▶ _TASK PROMPT_
Take the material below and retype it in full; pictures are left out.

▶ _PROVIDED DATA_

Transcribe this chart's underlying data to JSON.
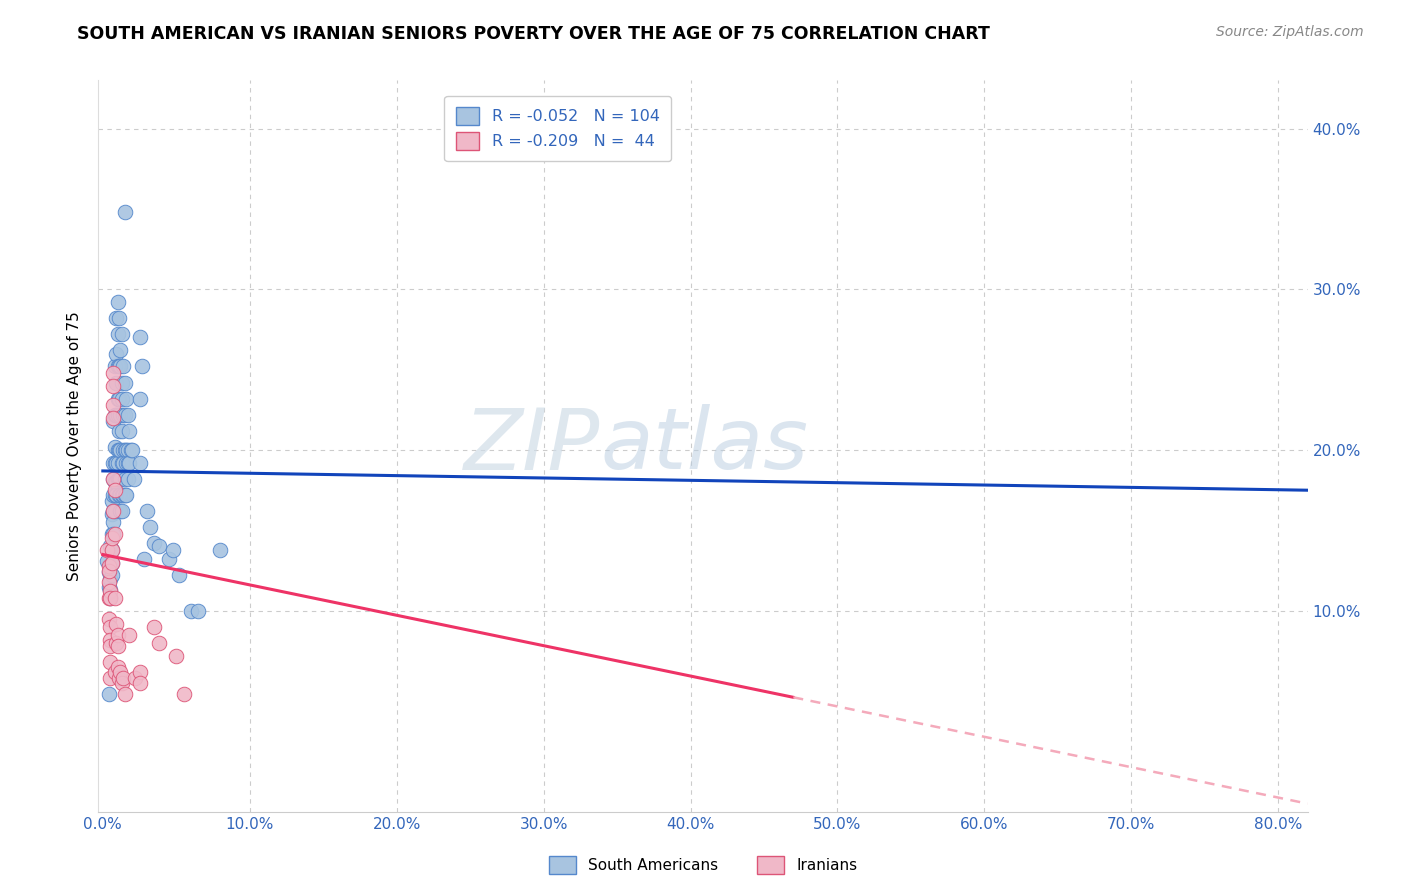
{
  "title": "SOUTH AMERICAN VS IRANIAN SENIORS POVERTY OVER THE AGE OF 75 CORRELATION CHART",
  "source": "Source: ZipAtlas.com",
  "ylabel": "Seniors Poverty Over the Age of 75",
  "xlim": [
    -0.003,
    0.82
  ],
  "ylim": [
    -0.025,
    0.43
  ],
  "legend_blue_r": "-0.052",
  "legend_blue_n": "104",
  "legend_pink_r": "-0.209",
  "legend_pink_n": " 44",
  "legend_label_blue": "South Americans",
  "legend_label_pink": "Iranians",
  "blue_color": "#A8C4E0",
  "blue_edge_color": "#5588CC",
  "pink_color": "#F0B8C8",
  "pink_edge_color": "#DD5577",
  "trendline_blue": "#1144BB",
  "trendline_pink_solid": "#EE3366",
  "trendline_pink_dashed": "#F4AABB",
  "blue_scatter": [
    [
      0.003,
      0.131
    ],
    [
      0.004,
      0.124
    ],
    [
      0.004,
      0.115
    ],
    [
      0.005,
      0.128
    ],
    [
      0.005,
      0.12
    ],
    [
      0.005,
      0.113
    ],
    [
      0.005,
      0.108
    ],
    [
      0.005,
      0.14
    ],
    [
      0.006,
      0.148
    ],
    [
      0.006,
      0.138
    ],
    [
      0.006,
      0.13
    ],
    [
      0.006,
      0.16
    ],
    [
      0.006,
      0.168
    ],
    [
      0.006,
      0.122
    ],
    [
      0.007,
      0.172
    ],
    [
      0.007,
      0.182
    ],
    [
      0.007,
      0.162
    ],
    [
      0.007,
      0.155
    ],
    [
      0.007,
      0.148
    ],
    [
      0.007,
      0.192
    ],
    [
      0.007,
      0.218
    ],
    [
      0.008,
      0.252
    ],
    [
      0.008,
      0.222
    ],
    [
      0.008,
      0.202
    ],
    [
      0.008,
      0.192
    ],
    [
      0.008,
      0.18
    ],
    [
      0.008,
      0.172
    ],
    [
      0.008,
      0.162
    ],
    [
      0.009,
      0.282
    ],
    [
      0.009,
      0.26
    ],
    [
      0.009,
      0.242
    ],
    [
      0.009,
      0.222
    ],
    [
      0.009,
      0.192
    ],
    [
      0.009,
      0.18
    ],
    [
      0.009,
      0.172
    ],
    [
      0.01,
      0.292
    ],
    [
      0.01,
      0.272
    ],
    [
      0.01,
      0.252
    ],
    [
      0.01,
      0.232
    ],
    [
      0.01,
      0.222
    ],
    [
      0.01,
      0.2
    ],
    [
      0.01,
      0.192
    ],
    [
      0.01,
      0.182
    ],
    [
      0.011,
      0.282
    ],
    [
      0.011,
      0.252
    ],
    [
      0.011,
      0.232
    ],
    [
      0.011,
      0.212
    ],
    [
      0.011,
      0.2
    ],
    [
      0.011,
      0.182
    ],
    [
      0.011,
      0.172
    ],
    [
      0.012,
      0.262
    ],
    [
      0.012,
      0.252
    ],
    [
      0.012,
      0.222
    ],
    [
      0.012,
      0.2
    ],
    [
      0.012,
      0.182
    ],
    [
      0.012,
      0.172
    ],
    [
      0.012,
      0.162
    ],
    [
      0.013,
      0.272
    ],
    [
      0.013,
      0.242
    ],
    [
      0.013,
      0.232
    ],
    [
      0.013,
      0.212
    ],
    [
      0.013,
      0.192
    ],
    [
      0.013,
      0.172
    ],
    [
      0.013,
      0.162
    ],
    [
      0.014,
      0.252
    ],
    [
      0.014,
      0.222
    ],
    [
      0.014,
      0.2
    ],
    [
      0.014,
      0.192
    ],
    [
      0.014,
      0.172
    ],
    [
      0.015,
      0.348
    ],
    [
      0.015,
      0.242
    ],
    [
      0.015,
      0.222
    ],
    [
      0.015,
      0.2
    ],
    [
      0.015,
      0.182
    ],
    [
      0.015,
      0.172
    ],
    [
      0.016,
      0.232
    ],
    [
      0.016,
      0.2
    ],
    [
      0.016,
      0.192
    ],
    [
      0.016,
      0.172
    ],
    [
      0.017,
      0.222
    ],
    [
      0.017,
      0.2
    ],
    [
      0.017,
      0.192
    ],
    [
      0.017,
      0.182
    ],
    [
      0.018,
      0.212
    ],
    [
      0.018,
      0.192
    ],
    [
      0.019,
      0.2
    ],
    [
      0.02,
      0.2
    ],
    [
      0.021,
      0.182
    ],
    [
      0.025,
      0.27
    ],
    [
      0.025,
      0.232
    ],
    [
      0.025,
      0.192
    ],
    [
      0.027,
      0.252
    ],
    [
      0.028,
      0.132
    ],
    [
      0.03,
      0.162
    ],
    [
      0.032,
      0.152
    ],
    [
      0.035,
      0.142
    ],
    [
      0.038,
      0.14
    ],
    [
      0.045,
      0.132
    ],
    [
      0.048,
      0.138
    ],
    [
      0.052,
      0.122
    ],
    [
      0.06,
      0.1
    ],
    [
      0.065,
      0.1
    ],
    [
      0.08,
      0.138
    ],
    [
      0.004,
      0.048
    ]
  ],
  "pink_scatter": [
    [
      0.003,
      0.138
    ],
    [
      0.004,
      0.128
    ],
    [
      0.004,
      0.118
    ],
    [
      0.004,
      0.108
    ],
    [
      0.004,
      0.125
    ],
    [
      0.004,
      0.095
    ],
    [
      0.005,
      0.112
    ],
    [
      0.005,
      0.09
    ],
    [
      0.005,
      0.082
    ],
    [
      0.005,
      0.108
    ],
    [
      0.005,
      0.078
    ],
    [
      0.005,
      0.068
    ],
    [
      0.005,
      0.058
    ],
    [
      0.006,
      0.138
    ],
    [
      0.006,
      0.145
    ],
    [
      0.006,
      0.13
    ],
    [
      0.007,
      0.248
    ],
    [
      0.007,
      0.24
    ],
    [
      0.007,
      0.228
    ],
    [
      0.007,
      0.22
    ],
    [
      0.007,
      0.182
    ],
    [
      0.007,
      0.162
    ],
    [
      0.008,
      0.175
    ],
    [
      0.008,
      0.148
    ],
    [
      0.008,
      0.108
    ],
    [
      0.008,
      0.062
    ],
    [
      0.009,
      0.092
    ],
    [
      0.009,
      0.08
    ],
    [
      0.01,
      0.085
    ],
    [
      0.01,
      0.078
    ],
    [
      0.01,
      0.065
    ],
    [
      0.011,
      0.058
    ],
    [
      0.012,
      0.062
    ],
    [
      0.013,
      0.055
    ],
    [
      0.014,
      0.058
    ],
    [
      0.015,
      0.048
    ],
    [
      0.018,
      0.085
    ],
    [
      0.022,
      0.058
    ],
    [
      0.025,
      0.062
    ],
    [
      0.025,
      0.055
    ],
    [
      0.035,
      0.09
    ],
    [
      0.038,
      0.08
    ],
    [
      0.05,
      0.072
    ],
    [
      0.055,
      0.048
    ]
  ]
}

▶ _CORRECT ANSWER_
Transcribe this chart's underlying data to JSON.
{
  "title": "SOUTH AMERICAN VS IRANIAN SENIORS POVERTY OVER THE AGE OF 75 CORRELATION CHART",
  "source": "Source: ZipAtlas.com",
  "ylabel": "Seniors Poverty Over the Age of 75",
  "xlim": [
    -0.003,
    0.82
  ],
  "ylim": [
    -0.025,
    0.43
  ],
  "legend_blue_r": "-0.052",
  "legend_blue_n": "104",
  "legend_pink_r": "-0.209",
  "legend_pink_n": " 44",
  "legend_label_blue": "South Americans",
  "legend_label_pink": "Iranians",
  "blue_color": "#A8C4E0",
  "blue_edge_color": "#5588CC",
  "pink_color": "#F0B8C8",
  "pink_edge_color": "#DD5577",
  "trendline_blue": "#1144BB",
  "trendline_pink_solid": "#EE3366",
  "trendline_pink_dashed": "#F4AABB",
  "blue_scatter": [
    [
      0.003,
      0.131
    ],
    [
      0.004,
      0.124
    ],
    [
      0.004,
      0.115
    ],
    [
      0.005,
      0.128
    ],
    [
      0.005,
      0.12
    ],
    [
      0.005,
      0.113
    ],
    [
      0.005,
      0.108
    ],
    [
      0.005,
      0.14
    ],
    [
      0.006,
      0.148
    ],
    [
      0.006,
      0.138
    ],
    [
      0.006,
      0.13
    ],
    [
      0.006,
      0.16
    ],
    [
      0.006,
      0.168
    ],
    [
      0.006,
      0.122
    ],
    [
      0.007,
      0.172
    ],
    [
      0.007,
      0.182
    ],
    [
      0.007,
      0.162
    ],
    [
      0.007,
      0.155
    ],
    [
      0.007,
      0.148
    ],
    [
      0.007,
      0.192
    ],
    [
      0.007,
      0.218
    ],
    [
      0.008,
      0.252
    ],
    [
      0.008,
      0.222
    ],
    [
      0.008,
      0.202
    ],
    [
      0.008,
      0.192
    ],
    [
      0.008,
      0.18
    ],
    [
      0.008,
      0.172
    ],
    [
      0.008,
      0.162
    ],
    [
      0.009,
      0.282
    ],
    [
      0.009,
      0.26
    ],
    [
      0.009,
      0.242
    ],
    [
      0.009,
      0.222
    ],
    [
      0.009,
      0.192
    ],
    [
      0.009,
      0.18
    ],
    [
      0.009,
      0.172
    ],
    [
      0.01,
      0.292
    ],
    [
      0.01,
      0.272
    ],
    [
      0.01,
      0.252
    ],
    [
      0.01,
      0.232
    ],
    [
      0.01,
      0.222
    ],
    [
      0.01,
      0.2
    ],
    [
      0.01,
      0.192
    ],
    [
      0.01,
      0.182
    ],
    [
      0.011,
      0.282
    ],
    [
      0.011,
      0.252
    ],
    [
      0.011,
      0.232
    ],
    [
      0.011,
      0.212
    ],
    [
      0.011,
      0.2
    ],
    [
      0.011,
      0.182
    ],
    [
      0.011,
      0.172
    ],
    [
      0.012,
      0.262
    ],
    [
      0.012,
      0.252
    ],
    [
      0.012,
      0.222
    ],
    [
      0.012,
      0.2
    ],
    [
      0.012,
      0.182
    ],
    [
      0.012,
      0.172
    ],
    [
      0.012,
      0.162
    ],
    [
      0.013,
      0.272
    ],
    [
      0.013,
      0.242
    ],
    [
      0.013,
      0.232
    ],
    [
      0.013,
      0.212
    ],
    [
      0.013,
      0.192
    ],
    [
      0.013,
      0.172
    ],
    [
      0.013,
      0.162
    ],
    [
      0.014,
      0.252
    ],
    [
      0.014,
      0.222
    ],
    [
      0.014,
      0.2
    ],
    [
      0.014,
      0.192
    ],
    [
      0.014,
      0.172
    ],
    [
      0.015,
      0.348
    ],
    [
      0.015,
      0.242
    ],
    [
      0.015,
      0.222
    ],
    [
      0.015,
      0.2
    ],
    [
      0.015,
      0.182
    ],
    [
      0.015,
      0.172
    ],
    [
      0.016,
      0.232
    ],
    [
      0.016,
      0.2
    ],
    [
      0.016,
      0.192
    ],
    [
      0.016,
      0.172
    ],
    [
      0.017,
      0.222
    ],
    [
      0.017,
      0.2
    ],
    [
      0.017,
      0.192
    ],
    [
      0.017,
      0.182
    ],
    [
      0.018,
      0.212
    ],
    [
      0.018,
      0.192
    ],
    [
      0.019,
      0.2
    ],
    [
      0.02,
      0.2
    ],
    [
      0.021,
      0.182
    ],
    [
      0.025,
      0.27
    ],
    [
      0.025,
      0.232
    ],
    [
      0.025,
      0.192
    ],
    [
      0.027,
      0.252
    ],
    [
      0.028,
      0.132
    ],
    [
      0.03,
      0.162
    ],
    [
      0.032,
      0.152
    ],
    [
      0.035,
      0.142
    ],
    [
      0.038,
      0.14
    ],
    [
      0.045,
      0.132
    ],
    [
      0.048,
      0.138
    ],
    [
      0.052,
      0.122
    ],
    [
      0.06,
      0.1
    ],
    [
      0.065,
      0.1
    ],
    [
      0.08,
      0.138
    ],
    [
      0.004,
      0.048
    ]
  ],
  "pink_scatter": [
    [
      0.003,
      0.138
    ],
    [
      0.004,
      0.128
    ],
    [
      0.004,
      0.118
    ],
    [
      0.004,
      0.108
    ],
    [
      0.004,
      0.125
    ],
    [
      0.004,
      0.095
    ],
    [
      0.005,
      0.112
    ],
    [
      0.005,
      0.09
    ],
    [
      0.005,
      0.082
    ],
    [
      0.005,
      0.108
    ],
    [
      0.005,
      0.078
    ],
    [
      0.005,
      0.068
    ],
    [
      0.005,
      0.058
    ],
    [
      0.006,
      0.138
    ],
    [
      0.006,
      0.145
    ],
    [
      0.006,
      0.13
    ],
    [
      0.007,
      0.248
    ],
    [
      0.007,
      0.24
    ],
    [
      0.007,
      0.228
    ],
    [
      0.007,
      0.22
    ],
    [
      0.007,
      0.182
    ],
    [
      0.007,
      0.162
    ],
    [
      0.008,
      0.175
    ],
    [
      0.008,
      0.148
    ],
    [
      0.008,
      0.108
    ],
    [
      0.008,
      0.062
    ],
    [
      0.009,
      0.092
    ],
    [
      0.009,
      0.08
    ],
    [
      0.01,
      0.085
    ],
    [
      0.01,
      0.078
    ],
    [
      0.01,
      0.065
    ],
    [
      0.011,
      0.058
    ],
    [
      0.012,
      0.062
    ],
    [
      0.013,
      0.055
    ],
    [
      0.014,
      0.058
    ],
    [
      0.015,
      0.048
    ],
    [
      0.018,
      0.085
    ],
    [
      0.022,
      0.058
    ],
    [
      0.025,
      0.062
    ],
    [
      0.025,
      0.055
    ],
    [
      0.035,
      0.09
    ],
    [
      0.038,
      0.08
    ],
    [
      0.05,
      0.072
    ],
    [
      0.055,
      0.048
    ]
  ]
}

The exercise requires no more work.